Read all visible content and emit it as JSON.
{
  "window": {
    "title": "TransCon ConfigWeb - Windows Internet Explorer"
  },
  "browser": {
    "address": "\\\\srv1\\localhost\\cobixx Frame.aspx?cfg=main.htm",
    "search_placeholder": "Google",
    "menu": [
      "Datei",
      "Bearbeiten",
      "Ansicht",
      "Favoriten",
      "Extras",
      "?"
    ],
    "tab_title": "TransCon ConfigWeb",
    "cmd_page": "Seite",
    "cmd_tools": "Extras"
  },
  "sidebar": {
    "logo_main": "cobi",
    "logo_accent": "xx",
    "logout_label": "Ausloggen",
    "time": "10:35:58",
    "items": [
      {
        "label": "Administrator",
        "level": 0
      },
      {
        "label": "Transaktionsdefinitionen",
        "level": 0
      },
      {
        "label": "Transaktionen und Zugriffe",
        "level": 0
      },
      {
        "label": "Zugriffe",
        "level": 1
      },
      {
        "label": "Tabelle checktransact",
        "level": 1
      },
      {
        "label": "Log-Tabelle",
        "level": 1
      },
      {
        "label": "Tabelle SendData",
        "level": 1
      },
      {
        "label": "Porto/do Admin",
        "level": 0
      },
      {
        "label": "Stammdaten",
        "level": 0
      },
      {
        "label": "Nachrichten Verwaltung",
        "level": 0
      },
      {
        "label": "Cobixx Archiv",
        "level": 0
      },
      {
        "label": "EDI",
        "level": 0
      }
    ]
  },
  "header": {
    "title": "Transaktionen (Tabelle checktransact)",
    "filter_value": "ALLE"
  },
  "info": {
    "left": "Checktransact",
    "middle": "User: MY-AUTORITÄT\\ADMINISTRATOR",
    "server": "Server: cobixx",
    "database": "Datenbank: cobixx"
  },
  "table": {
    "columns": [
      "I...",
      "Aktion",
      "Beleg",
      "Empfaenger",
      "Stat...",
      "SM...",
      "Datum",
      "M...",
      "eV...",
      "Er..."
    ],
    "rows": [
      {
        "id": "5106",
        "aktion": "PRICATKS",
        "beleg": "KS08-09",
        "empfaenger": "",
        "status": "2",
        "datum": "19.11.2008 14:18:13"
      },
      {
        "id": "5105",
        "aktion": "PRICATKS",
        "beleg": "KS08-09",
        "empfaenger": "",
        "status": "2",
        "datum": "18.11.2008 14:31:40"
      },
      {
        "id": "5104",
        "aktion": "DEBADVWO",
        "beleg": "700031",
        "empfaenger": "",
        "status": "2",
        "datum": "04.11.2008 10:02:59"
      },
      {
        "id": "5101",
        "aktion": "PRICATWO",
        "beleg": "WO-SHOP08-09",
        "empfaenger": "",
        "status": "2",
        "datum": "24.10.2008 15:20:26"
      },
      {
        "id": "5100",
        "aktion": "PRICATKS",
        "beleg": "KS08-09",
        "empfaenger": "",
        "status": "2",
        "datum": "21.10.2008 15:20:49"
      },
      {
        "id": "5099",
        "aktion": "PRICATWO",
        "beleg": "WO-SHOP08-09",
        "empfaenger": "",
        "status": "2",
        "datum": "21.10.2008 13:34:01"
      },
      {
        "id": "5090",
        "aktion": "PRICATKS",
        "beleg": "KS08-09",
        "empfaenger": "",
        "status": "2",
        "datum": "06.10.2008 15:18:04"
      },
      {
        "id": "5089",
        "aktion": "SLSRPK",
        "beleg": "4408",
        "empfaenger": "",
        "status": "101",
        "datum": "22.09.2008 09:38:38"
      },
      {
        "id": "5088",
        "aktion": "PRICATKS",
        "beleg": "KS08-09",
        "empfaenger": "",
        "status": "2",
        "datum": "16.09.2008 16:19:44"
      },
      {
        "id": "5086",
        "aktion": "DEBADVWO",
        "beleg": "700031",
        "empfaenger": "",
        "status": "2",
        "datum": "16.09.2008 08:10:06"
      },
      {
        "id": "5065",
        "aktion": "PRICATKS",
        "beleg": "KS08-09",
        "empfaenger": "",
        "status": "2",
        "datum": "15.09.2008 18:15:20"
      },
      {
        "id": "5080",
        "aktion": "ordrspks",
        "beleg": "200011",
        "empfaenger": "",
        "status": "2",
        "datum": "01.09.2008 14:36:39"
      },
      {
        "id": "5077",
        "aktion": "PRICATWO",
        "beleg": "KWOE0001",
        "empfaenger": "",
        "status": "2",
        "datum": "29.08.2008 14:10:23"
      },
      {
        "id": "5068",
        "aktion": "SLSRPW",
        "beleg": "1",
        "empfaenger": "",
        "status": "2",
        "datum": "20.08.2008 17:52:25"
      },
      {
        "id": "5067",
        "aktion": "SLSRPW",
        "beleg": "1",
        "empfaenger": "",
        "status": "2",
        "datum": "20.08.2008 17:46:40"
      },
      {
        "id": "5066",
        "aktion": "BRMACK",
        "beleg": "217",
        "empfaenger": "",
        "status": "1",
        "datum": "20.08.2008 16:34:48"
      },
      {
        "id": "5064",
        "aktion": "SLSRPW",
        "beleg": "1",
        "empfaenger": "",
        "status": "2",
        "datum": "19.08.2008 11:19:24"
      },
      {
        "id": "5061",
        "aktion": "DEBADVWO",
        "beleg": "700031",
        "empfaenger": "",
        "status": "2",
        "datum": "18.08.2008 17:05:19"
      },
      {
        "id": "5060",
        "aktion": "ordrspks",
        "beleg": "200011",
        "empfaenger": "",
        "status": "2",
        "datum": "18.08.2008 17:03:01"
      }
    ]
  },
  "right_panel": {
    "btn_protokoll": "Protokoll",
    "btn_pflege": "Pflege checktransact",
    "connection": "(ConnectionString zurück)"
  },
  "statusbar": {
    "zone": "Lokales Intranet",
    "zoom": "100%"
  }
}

☆ ☆ ☆ ☆

Problem requirements: Each record must be repeated exactly as it is.

Reply to the task:
Read all visible content and emit it as JSON.
{
  "window": {
    "title": "TransCon ConfigWeb - Windows Internet Explorer"
  },
  "browser": {
    "address": "\\\\srv1\\localhost\\cobixx Frame.aspx?cfg=main.htm",
    "search_placeholder": "Google",
    "menu": [
      "Datei",
      "Bearbeiten",
      "Ansicht",
      "Favoriten",
      "Extras",
      "?"
    ],
    "tab_title": "TransCon ConfigWeb",
    "cmd_page": "Seite",
    "cmd_tools": "Extras"
  },
  "sidebar": {
    "logo_main": "cobi",
    "logo_accent": "xx",
    "logout_label": "Ausloggen",
    "time": "10:35:58",
    "items": [
      {
        "label": "Administrator",
        "level": 0
      },
      {
        "label": "Transaktionsdefinitionen",
        "level": 0
      },
      {
        "label": "Transaktionen und Zugriffe",
        "level": 0
      },
      {
        "label": "Zugriffe",
        "level": 1
      },
      {
        "label": "Tabelle checktransact",
        "level": 1
      },
      {
        "label": "Log-Tabelle",
        "level": 1
      },
      {
        "label": "Tabelle SendData",
        "level": 1
      },
      {
        "label": "Porto/do Admin",
        "level": 0
      },
      {
        "label": "Stammdaten",
        "level": 0
      },
      {
        "label": "Nachrichten Verwaltung",
        "level": 0
      },
      {
        "label": "Cobixx Archiv",
        "level": 0
      },
      {
        "label": "EDI",
        "level": 0
      }
    ]
  },
  "header": {
    "title": "Transaktionen (Tabelle checktransact)",
    "filter_value": "ALLE"
  },
  "info": {
    "left": "Checktransact",
    "middle": "User: MY-AUTORITÄT\\ADMINISTRATOR",
    "server": "Server: cobixx",
    "database": "Datenbank: cobixx"
  },
  "table": {
    "columns": [
      "I...",
      "Aktion",
      "Beleg",
      "Empfaenger",
      "Stat...",
      "SM...",
      "Datum",
      "M...",
      "eV...",
      "Er..."
    ],
    "rows": [
      {
        "id": "5106",
        "aktion": "PRICATKS",
        "beleg": "KS08-09",
        "empfaenger": "",
        "status": "2",
        "datum": "19.11.2008 14:18:13"
      },
      {
        "id": "5105",
        "aktion": "PRICATKS",
        "beleg": "KS08-09",
        "empfaenger": "",
        "status": "2",
        "datum": "18.11.2008 14:31:40"
      },
      {
        "id": "5104",
        "aktion": "DEBADVWO",
        "beleg": "700031",
        "empfaenger": "",
        "status": "2",
        "datum": "04.11.2008 10:02:59"
      },
      {
        "id": "5101",
        "aktion": "PRICATWO",
        "beleg": "WO-SHOP08-09",
        "empfaenger": "",
        "status": "2",
        "datum": "24.10.2008 15:20:26"
      },
      {
        "id": "5100",
        "aktion": "PRICATKS",
        "beleg": "KS08-09",
        "empfaenger": "",
        "status": "2",
        "datum": "21.10.2008 15:20:49"
      },
      {
        "id": "5099",
        "aktion": "PRICATWO",
        "beleg": "WO-SHOP08-09",
        "empfaenger": "",
        "status": "2",
        "datum": "21.10.2008 13:34:01"
      },
      {
        "id": "5090",
        "aktion": "PRICATKS",
        "beleg": "KS08-09",
        "empfaenger": "",
        "status": "2",
        "datum": "06.10.2008 15:18:04"
      },
      {
        "id": "5089",
        "aktion": "SLSRPK",
        "beleg": "4408",
        "empfaenger": "",
        "status": "101",
        "datum": "22.09.2008 09:38:38"
      },
      {
        "id": "5088",
        "aktion": "PRICATKS",
        "beleg": "KS08-09",
        "empfaenger": "",
        "status": "2",
        "datum": "16.09.2008 16:19:44"
      },
      {
        "id": "5086",
        "aktion": "DEBADVWO",
        "beleg": "700031",
        "empfaenger": "",
        "status": "2",
        "datum": "16.09.2008 08:10:06"
      },
      {
        "id": "5065",
        "aktion": "PRICATKS",
        "beleg": "KS08-09",
        "empfaenger": "",
        "status": "2",
        "datum": "15.09.2008 18:15:20"
      },
      {
        "id": "5080",
        "aktion": "ordrspks",
        "beleg": "200011",
        "empfaenger": "",
        "status": "2",
        "datum": "01.09.2008 14:36:39"
      },
      {
        "id": "5077",
        "aktion": "PRICATWO",
        "beleg": "KWOE0001",
        "empfaenger": "",
        "status": "2",
        "datum": "29.08.2008 14:10:23"
      },
      {
        "id": "5068",
        "aktion": "SLSRPW",
        "beleg": "1",
        "empfaenger": "",
        "status": "2",
        "datum": "20.08.2008 17:52:25"
      },
      {
        "id": "5067",
        "aktion": "SLSRPW",
        "beleg": "1",
        "empfaenger": "",
        "status": "2",
        "datum": "20.08.2008 17:46:40"
      },
      {
        "id": "5066",
        "aktion": "BRMACK",
        "beleg": "217",
        "empfaenger": "",
        "status": "1",
        "datum": "20.08.2008 16:34:48"
      },
      {
        "id": "5064",
        "aktion": "SLSRPW",
        "beleg": "1",
        "empfaenger": "",
        "status": "2",
        "datum": "19.08.2008 11:19:24"
      },
      {
        "id": "5061",
        "aktion": "DEBADVWO",
        "beleg": "700031",
        "empfaenger": "",
        "status": "2",
        "datum": "18.08.2008 17:05:19"
      },
      {
        "id": "5060",
        "aktion": "ordrspks",
        "beleg": "200011",
        "empfaenger": "",
        "status": "2",
        "datum": "18.08.2008 17:03:01"
      }
    ]
  },
  "right_panel": {
    "btn_protokoll": "Protokoll",
    "btn_pflege": "Pflege checktransact",
    "connection": "(ConnectionString zurück)"
  },
  "statusbar": {
    "zone": "Lokales Intranet",
    "zoom": "100%"
  }
}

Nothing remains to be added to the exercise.